[Dataset entries]
----------
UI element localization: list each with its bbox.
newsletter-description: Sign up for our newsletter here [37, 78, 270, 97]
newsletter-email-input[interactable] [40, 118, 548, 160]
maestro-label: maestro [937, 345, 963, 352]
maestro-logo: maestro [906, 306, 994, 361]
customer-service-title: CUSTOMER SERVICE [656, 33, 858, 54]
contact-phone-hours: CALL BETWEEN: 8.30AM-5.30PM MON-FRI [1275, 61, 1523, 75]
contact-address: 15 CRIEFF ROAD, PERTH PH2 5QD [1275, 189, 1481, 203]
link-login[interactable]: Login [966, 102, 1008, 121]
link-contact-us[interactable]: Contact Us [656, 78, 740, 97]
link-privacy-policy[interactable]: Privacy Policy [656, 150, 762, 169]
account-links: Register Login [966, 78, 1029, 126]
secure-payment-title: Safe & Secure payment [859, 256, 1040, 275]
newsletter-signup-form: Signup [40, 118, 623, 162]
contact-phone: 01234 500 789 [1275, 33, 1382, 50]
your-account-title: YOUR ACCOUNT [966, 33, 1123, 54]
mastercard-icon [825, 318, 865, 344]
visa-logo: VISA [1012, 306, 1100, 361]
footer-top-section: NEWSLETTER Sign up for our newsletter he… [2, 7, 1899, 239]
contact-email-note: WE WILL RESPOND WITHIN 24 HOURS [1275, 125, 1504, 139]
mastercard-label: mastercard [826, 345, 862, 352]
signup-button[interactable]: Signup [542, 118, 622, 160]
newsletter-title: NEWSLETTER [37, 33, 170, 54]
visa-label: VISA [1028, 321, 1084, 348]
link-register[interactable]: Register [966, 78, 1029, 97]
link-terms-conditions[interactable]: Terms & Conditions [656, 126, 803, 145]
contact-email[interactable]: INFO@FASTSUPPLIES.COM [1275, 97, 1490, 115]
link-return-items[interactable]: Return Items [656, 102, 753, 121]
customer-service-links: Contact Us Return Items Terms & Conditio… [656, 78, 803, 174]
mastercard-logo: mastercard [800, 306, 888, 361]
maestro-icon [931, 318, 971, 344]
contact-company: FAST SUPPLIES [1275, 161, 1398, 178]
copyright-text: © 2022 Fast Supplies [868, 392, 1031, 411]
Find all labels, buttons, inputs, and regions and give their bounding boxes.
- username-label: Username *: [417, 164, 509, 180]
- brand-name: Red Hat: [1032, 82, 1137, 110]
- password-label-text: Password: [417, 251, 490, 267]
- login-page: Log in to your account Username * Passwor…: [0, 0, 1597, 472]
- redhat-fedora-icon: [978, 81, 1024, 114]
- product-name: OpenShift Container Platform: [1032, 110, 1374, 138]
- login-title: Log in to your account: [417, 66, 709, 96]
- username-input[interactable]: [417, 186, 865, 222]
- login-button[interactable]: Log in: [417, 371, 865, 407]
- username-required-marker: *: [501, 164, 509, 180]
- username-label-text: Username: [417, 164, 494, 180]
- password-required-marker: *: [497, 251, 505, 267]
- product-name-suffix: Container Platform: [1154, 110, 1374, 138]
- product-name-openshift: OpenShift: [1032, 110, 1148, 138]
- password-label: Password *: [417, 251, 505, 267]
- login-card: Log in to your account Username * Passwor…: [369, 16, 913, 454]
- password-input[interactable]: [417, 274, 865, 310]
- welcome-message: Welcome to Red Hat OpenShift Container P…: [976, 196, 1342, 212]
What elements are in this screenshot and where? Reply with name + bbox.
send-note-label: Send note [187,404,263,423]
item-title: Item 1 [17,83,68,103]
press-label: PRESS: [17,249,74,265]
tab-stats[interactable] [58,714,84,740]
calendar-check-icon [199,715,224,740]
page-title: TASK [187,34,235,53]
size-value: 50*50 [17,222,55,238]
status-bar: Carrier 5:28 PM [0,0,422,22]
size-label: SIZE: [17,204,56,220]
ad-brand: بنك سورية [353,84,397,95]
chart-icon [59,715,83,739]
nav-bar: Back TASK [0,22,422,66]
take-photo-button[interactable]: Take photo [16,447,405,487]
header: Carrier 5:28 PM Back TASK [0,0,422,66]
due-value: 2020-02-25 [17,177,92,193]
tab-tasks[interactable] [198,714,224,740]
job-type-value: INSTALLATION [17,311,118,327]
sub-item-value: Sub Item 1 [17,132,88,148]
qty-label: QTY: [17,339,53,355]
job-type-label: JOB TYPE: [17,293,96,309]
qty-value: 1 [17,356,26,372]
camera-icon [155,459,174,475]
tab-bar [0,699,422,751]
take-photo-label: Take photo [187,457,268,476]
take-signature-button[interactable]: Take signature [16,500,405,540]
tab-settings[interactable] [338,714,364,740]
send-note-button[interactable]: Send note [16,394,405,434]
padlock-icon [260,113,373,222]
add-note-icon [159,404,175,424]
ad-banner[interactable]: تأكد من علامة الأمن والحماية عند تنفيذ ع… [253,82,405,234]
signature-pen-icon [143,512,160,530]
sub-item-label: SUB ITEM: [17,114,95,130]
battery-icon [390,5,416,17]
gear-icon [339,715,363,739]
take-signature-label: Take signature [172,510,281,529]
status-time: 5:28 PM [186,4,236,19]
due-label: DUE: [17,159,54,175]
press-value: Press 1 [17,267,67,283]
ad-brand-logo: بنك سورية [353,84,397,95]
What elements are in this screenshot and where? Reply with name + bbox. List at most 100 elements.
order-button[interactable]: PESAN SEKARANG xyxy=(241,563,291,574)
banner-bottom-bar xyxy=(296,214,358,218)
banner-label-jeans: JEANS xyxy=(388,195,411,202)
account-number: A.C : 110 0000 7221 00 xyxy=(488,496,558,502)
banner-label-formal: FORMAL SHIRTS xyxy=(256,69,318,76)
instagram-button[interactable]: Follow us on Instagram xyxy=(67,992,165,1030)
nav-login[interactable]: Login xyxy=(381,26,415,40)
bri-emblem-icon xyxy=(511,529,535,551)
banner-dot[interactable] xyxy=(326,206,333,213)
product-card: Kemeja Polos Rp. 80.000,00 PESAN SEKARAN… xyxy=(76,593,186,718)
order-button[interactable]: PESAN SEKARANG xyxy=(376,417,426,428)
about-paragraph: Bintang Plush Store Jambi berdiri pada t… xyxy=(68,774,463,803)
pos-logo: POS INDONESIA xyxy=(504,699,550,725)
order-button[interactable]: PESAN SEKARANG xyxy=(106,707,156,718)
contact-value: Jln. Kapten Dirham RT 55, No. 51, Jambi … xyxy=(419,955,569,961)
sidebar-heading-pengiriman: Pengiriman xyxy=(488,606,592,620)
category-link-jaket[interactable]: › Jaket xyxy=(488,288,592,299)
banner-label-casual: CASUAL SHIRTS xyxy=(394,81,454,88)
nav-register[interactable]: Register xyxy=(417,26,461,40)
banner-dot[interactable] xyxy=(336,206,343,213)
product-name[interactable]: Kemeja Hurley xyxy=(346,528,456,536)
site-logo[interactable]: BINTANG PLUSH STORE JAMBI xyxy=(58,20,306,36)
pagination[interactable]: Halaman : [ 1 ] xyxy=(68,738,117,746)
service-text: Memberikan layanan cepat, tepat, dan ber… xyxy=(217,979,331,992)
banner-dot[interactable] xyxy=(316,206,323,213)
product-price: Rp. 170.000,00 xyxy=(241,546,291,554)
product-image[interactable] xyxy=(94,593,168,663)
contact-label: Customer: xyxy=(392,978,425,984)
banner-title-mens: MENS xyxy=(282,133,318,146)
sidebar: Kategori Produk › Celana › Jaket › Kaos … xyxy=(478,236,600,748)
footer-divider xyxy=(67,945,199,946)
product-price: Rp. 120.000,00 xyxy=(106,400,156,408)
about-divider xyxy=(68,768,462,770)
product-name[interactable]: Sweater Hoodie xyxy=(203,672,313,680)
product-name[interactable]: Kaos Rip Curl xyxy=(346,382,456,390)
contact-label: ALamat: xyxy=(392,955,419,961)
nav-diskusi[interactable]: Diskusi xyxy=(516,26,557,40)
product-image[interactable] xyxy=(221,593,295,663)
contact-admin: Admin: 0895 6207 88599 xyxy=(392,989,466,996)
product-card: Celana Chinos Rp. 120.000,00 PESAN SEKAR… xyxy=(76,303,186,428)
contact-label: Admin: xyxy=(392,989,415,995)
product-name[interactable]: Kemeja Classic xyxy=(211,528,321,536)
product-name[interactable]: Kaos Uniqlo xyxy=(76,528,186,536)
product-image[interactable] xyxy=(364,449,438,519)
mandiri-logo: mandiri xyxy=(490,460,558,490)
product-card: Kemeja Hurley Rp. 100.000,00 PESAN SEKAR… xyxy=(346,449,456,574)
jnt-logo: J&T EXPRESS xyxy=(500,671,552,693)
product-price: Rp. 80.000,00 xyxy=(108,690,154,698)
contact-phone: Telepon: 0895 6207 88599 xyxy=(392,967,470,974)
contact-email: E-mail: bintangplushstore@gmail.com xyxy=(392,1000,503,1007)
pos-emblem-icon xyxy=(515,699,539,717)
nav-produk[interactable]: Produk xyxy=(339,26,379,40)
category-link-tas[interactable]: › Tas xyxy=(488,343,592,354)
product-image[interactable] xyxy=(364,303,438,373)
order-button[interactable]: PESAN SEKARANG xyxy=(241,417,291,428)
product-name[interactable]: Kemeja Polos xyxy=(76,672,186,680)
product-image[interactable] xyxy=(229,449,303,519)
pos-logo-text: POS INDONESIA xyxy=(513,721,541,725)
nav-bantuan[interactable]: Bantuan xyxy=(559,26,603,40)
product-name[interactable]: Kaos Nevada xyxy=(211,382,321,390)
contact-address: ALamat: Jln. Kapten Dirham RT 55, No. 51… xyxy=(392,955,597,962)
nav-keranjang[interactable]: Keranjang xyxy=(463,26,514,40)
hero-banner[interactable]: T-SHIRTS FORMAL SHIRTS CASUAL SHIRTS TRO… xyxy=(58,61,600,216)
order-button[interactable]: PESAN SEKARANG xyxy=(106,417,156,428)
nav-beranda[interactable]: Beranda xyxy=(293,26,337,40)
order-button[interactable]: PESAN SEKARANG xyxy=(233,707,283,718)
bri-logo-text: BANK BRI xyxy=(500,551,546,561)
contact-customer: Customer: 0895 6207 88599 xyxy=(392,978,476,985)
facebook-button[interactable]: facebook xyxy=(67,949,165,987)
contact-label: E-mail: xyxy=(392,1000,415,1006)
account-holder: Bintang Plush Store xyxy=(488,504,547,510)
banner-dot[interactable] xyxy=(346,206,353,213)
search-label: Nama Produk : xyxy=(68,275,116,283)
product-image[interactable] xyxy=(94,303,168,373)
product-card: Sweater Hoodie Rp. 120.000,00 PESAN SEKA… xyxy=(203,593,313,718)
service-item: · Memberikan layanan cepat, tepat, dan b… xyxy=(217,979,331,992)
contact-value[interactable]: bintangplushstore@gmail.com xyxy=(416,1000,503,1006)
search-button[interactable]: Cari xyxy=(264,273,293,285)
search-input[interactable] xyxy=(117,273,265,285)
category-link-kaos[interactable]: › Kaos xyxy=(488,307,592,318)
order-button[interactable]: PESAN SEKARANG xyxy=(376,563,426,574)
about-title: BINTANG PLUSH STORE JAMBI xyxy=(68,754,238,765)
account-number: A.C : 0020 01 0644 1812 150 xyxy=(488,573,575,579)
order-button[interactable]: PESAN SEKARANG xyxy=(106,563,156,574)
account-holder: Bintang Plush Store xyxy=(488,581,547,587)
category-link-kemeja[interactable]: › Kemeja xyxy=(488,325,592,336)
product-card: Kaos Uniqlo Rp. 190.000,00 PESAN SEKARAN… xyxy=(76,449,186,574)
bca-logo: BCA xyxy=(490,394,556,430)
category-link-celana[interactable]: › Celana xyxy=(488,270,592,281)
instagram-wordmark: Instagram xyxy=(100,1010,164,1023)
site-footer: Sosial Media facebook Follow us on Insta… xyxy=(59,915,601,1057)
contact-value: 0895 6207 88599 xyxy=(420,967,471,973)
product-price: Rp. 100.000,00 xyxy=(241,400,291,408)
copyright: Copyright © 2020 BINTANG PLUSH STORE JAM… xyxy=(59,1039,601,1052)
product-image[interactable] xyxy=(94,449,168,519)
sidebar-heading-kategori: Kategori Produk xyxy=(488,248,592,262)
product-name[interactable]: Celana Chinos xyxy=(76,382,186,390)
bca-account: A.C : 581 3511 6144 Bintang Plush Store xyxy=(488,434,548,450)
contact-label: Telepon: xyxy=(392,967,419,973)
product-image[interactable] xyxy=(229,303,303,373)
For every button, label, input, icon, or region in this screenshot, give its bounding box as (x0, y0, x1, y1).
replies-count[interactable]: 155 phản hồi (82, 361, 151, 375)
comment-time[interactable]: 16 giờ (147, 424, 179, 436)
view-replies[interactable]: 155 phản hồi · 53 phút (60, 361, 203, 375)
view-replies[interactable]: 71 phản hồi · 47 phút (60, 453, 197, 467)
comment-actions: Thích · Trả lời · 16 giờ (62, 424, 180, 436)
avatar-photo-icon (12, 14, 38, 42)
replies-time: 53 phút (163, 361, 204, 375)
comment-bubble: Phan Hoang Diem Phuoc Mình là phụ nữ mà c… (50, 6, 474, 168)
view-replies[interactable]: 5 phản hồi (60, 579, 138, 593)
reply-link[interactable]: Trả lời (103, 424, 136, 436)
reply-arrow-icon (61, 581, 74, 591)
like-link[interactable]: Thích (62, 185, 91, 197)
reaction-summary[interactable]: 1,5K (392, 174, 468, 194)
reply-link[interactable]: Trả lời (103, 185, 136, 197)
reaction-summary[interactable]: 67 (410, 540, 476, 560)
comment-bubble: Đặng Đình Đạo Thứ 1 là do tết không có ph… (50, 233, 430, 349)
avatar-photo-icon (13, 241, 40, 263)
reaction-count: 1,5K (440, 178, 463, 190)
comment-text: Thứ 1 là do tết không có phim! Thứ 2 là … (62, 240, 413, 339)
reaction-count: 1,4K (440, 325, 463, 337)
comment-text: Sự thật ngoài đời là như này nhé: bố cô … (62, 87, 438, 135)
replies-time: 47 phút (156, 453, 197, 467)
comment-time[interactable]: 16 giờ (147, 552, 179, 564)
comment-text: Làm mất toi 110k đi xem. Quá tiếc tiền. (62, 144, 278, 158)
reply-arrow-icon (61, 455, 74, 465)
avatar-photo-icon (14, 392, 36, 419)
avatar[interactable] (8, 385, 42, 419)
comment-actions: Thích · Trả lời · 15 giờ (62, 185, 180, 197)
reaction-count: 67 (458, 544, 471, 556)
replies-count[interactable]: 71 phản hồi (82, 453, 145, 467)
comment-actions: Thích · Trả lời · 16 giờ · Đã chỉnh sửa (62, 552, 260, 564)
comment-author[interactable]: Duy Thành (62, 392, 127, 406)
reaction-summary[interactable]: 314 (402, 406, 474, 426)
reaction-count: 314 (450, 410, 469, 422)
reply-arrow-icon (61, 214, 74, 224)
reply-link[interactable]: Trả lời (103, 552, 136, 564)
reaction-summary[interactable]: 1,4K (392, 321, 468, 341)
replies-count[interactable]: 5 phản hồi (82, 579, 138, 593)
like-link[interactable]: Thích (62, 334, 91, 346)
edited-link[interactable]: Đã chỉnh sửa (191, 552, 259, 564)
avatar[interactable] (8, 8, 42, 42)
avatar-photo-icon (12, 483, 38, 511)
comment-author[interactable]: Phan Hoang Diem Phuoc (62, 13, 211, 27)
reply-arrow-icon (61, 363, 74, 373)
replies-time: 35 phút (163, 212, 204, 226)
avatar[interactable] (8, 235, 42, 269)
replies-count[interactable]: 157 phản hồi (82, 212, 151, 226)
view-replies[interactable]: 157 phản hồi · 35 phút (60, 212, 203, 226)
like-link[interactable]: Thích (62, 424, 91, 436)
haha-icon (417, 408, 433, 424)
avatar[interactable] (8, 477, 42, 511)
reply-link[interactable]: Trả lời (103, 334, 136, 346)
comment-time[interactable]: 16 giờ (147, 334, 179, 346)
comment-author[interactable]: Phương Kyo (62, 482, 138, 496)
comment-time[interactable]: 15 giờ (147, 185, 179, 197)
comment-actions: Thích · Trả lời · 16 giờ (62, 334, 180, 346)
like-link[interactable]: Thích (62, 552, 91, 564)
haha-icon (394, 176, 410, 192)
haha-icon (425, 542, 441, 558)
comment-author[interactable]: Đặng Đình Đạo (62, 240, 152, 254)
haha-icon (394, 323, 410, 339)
----------
In the stretch of entries from the start through the line containing "newsletter-title: NEWSLETTER [37, 33, 170, 54]", inclusive, substitute "Secure Checkout" for "Safe & Secure payment". Return that stretch with everything else unchanged.

- [The completed task]
UI element localization: list each with its bbox.
newsletter-description: Sign up for our newsletter here [37, 78, 270, 97]
newsletter-email-input[interactable] [40, 118, 548, 160]
maestro-label: maestro [937, 345, 963, 352]
maestro-logo: maestro [906, 306, 994, 361]
customer-service-title: CUSTOMER SERVICE [656, 33, 858, 54]
contact-phone-hours: CALL BETWEEN: 8.30AM-5.30PM MON-FRI [1275, 61, 1523, 75]
contact-address: 15 CRIEFF ROAD, PERTH PH2 5QD [1275, 189, 1481, 203]
link-login[interactable]: Login [966, 102, 1008, 121]
link-contact-us[interactable]: Contact Us [656, 78, 740, 97]
link-privacy-policy[interactable]: Privacy Policy [656, 150, 762, 169]
account-links: Register Login [966, 78, 1029, 126]
secure-payment-title: Secure Checkout [859, 256, 1040, 275]
newsletter-signup-form: Signup [40, 118, 623, 162]
contact-phone: 01234 500 789 [1275, 33, 1382, 50]
your-account-title: YOUR ACCOUNT [966, 33, 1123, 54]
mastercard-icon [825, 318, 865, 344]
visa-logo: VISA [1012, 306, 1100, 361]
footer-top-section: NEWSLETTER Sign up for our newsletter he… [2, 7, 1899, 239]
contact-email-note: WE WILL RESPOND WITHIN 24 HOURS [1275, 125, 1504, 139]
mastercard-label: mastercard [826, 345, 862, 352]
signup-button[interactable]: Signup [542, 118, 622, 160]
newsletter-title: NEWSLETTER [37, 33, 170, 54]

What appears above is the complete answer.